## What this task involves
Reproduce every record below exactly as it appears.

## Entries supplied

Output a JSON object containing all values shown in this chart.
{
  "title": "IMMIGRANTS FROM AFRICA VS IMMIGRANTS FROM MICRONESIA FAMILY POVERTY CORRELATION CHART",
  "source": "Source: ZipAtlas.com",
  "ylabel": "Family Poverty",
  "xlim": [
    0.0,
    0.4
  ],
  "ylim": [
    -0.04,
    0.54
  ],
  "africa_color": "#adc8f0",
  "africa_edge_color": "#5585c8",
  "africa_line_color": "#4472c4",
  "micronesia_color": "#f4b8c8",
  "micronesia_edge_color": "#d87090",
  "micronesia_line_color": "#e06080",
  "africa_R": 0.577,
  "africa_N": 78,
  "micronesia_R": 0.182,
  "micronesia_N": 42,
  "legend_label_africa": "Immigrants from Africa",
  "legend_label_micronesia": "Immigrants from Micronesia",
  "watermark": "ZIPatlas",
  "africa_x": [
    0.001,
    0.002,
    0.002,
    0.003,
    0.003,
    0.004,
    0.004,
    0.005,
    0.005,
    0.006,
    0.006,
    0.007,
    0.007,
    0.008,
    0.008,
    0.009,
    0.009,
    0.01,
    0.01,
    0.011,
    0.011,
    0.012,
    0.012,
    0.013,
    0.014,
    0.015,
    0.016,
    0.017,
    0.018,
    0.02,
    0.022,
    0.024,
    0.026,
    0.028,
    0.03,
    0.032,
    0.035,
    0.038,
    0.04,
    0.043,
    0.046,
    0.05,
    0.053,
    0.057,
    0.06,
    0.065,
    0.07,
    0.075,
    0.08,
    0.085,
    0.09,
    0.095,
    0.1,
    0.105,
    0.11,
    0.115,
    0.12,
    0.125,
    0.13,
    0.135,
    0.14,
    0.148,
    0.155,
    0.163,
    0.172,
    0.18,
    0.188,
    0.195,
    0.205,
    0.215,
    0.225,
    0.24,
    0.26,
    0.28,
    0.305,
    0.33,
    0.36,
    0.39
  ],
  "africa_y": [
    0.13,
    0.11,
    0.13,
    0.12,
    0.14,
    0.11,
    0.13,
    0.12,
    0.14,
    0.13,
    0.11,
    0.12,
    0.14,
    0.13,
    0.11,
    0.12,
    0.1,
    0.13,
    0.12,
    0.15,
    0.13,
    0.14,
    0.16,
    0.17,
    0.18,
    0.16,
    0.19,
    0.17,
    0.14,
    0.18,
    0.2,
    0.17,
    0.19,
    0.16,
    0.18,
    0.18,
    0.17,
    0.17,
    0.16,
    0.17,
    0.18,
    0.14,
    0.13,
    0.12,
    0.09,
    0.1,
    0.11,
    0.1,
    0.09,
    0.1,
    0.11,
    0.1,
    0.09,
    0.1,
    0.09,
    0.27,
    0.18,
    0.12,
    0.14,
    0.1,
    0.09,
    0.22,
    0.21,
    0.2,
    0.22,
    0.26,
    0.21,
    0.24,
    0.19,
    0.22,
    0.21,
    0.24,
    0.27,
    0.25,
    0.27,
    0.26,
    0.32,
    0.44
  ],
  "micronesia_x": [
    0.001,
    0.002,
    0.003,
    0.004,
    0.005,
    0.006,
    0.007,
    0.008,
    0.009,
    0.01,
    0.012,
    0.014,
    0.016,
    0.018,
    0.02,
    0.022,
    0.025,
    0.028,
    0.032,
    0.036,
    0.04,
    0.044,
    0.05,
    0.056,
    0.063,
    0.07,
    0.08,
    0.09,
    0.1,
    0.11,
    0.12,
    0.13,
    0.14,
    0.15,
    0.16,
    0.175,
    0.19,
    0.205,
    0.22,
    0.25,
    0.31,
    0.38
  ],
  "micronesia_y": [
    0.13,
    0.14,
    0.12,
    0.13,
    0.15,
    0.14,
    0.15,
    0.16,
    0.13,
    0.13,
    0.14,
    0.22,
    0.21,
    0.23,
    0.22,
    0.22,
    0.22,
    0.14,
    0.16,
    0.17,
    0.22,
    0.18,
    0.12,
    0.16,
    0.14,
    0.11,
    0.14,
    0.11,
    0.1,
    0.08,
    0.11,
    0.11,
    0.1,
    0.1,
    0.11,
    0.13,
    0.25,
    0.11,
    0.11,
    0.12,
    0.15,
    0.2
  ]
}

## Result of this exercise
Output a JSON object containing all values shown in this chart.
{
  "title": "IMMIGRANTS FROM AFRICA VS IMMIGRANTS FROM MICRONESIA FAMILY POVERTY CORRELATION CHART",
  "source": "Source: ZipAtlas.com",
  "ylabel": "Family Poverty",
  "xlim": [
    0.0,
    0.4
  ],
  "ylim": [
    -0.04,
    0.54
  ],
  "africa_color": "#adc8f0",
  "africa_edge_color": "#5585c8",
  "africa_line_color": "#4472c4",
  "micronesia_color": "#f4b8c8",
  "micronesia_edge_color": "#d87090",
  "micronesia_line_color": "#e06080",
  "africa_R": 0.577,
  "africa_N": 78,
  "micronesia_R": 0.182,
  "micronesia_N": 42,
  "legend_label_africa": "Immigrants from Africa",
  "legend_label_micronesia": "Immigrants from Micronesia",
  "watermark": "ZIPatlas",
  "africa_x": [
    0.001,
    0.002,
    0.002,
    0.003,
    0.003,
    0.004,
    0.004,
    0.005,
    0.005,
    0.006,
    0.006,
    0.007,
    0.007,
    0.008,
    0.008,
    0.009,
    0.009,
    0.01,
    0.01,
    0.011,
    0.011,
    0.012,
    0.012,
    0.013,
    0.014,
    0.015,
    0.016,
    0.017,
    0.018,
    0.02,
    0.022,
    0.024,
    0.026,
    0.028,
    0.03,
    0.032,
    0.035,
    0.038,
    0.04,
    0.043,
    0.046,
    0.05,
    0.053,
    0.057,
    0.06,
    0.065,
    0.07,
    0.075,
    0.08,
    0.085,
    0.09,
    0.095,
    0.1,
    0.105,
    0.11,
    0.115,
    0.12,
    0.125,
    0.13,
    0.135,
    0.14,
    0.148,
    0.155,
    0.163,
    0.172,
    0.18,
    0.188,
    0.195,
    0.205,
    0.215,
    0.225,
    0.24,
    0.26,
    0.28,
    0.305,
    0.33,
    0.36,
    0.39
  ],
  "africa_y": [
    0.13,
    0.11,
    0.13,
    0.12,
    0.14,
    0.11,
    0.13,
    0.12,
    0.14,
    0.13,
    0.11,
    0.12,
    0.14,
    0.13,
    0.11,
    0.12,
    0.1,
    0.13,
    0.12,
    0.15,
    0.13,
    0.14,
    0.16,
    0.17,
    0.18,
    0.16,
    0.19,
    0.17,
    0.14,
    0.18,
    0.2,
    0.17,
    0.19,
    0.16,
    0.18,
    0.18,
    0.17,
    0.17,
    0.16,
    0.17,
    0.18,
    0.14,
    0.13,
    0.12,
    0.09,
    0.1,
    0.11,
    0.1,
    0.09,
    0.1,
    0.11,
    0.1,
    0.09,
    0.1,
    0.09,
    0.27,
    0.18,
    0.12,
    0.14,
    0.1,
    0.09,
    0.22,
    0.21,
    0.2,
    0.22,
    0.26,
    0.21,
    0.24,
    0.19,
    0.22,
    0.21,
    0.24,
    0.27,
    0.25,
    0.27,
    0.26,
    0.32,
    0.44
  ],
  "micronesia_x": [
    0.001,
    0.002,
    0.003,
    0.004,
    0.005,
    0.006,
    0.007,
    0.008,
    0.009,
    0.01,
    0.012,
    0.014,
    0.016,
    0.018,
    0.02,
    0.022,
    0.025,
    0.028,
    0.032,
    0.036,
    0.04,
    0.044,
    0.05,
    0.056,
    0.063,
    0.07,
    0.08,
    0.09,
    0.1,
    0.11,
    0.12,
    0.13,
    0.14,
    0.15,
    0.16,
    0.175,
    0.19,
    0.205,
    0.22,
    0.25,
    0.31,
    0.38
  ],
  "micronesia_y": [
    0.13,
    0.14,
    0.12,
    0.13,
    0.15,
    0.14,
    0.15,
    0.16,
    0.13,
    0.13,
    0.14,
    0.22,
    0.21,
    0.23,
    0.22,
    0.22,
    0.22,
    0.14,
    0.16,
    0.17,
    0.22,
    0.18,
    0.12,
    0.16,
    0.14,
    0.11,
    0.14,
    0.11,
    0.1,
    0.08,
    0.11,
    0.11,
    0.1,
    0.1,
    0.11,
    0.13,
    0.25,
    0.11,
    0.11,
    0.12,
    0.15,
    0.2
  ]
}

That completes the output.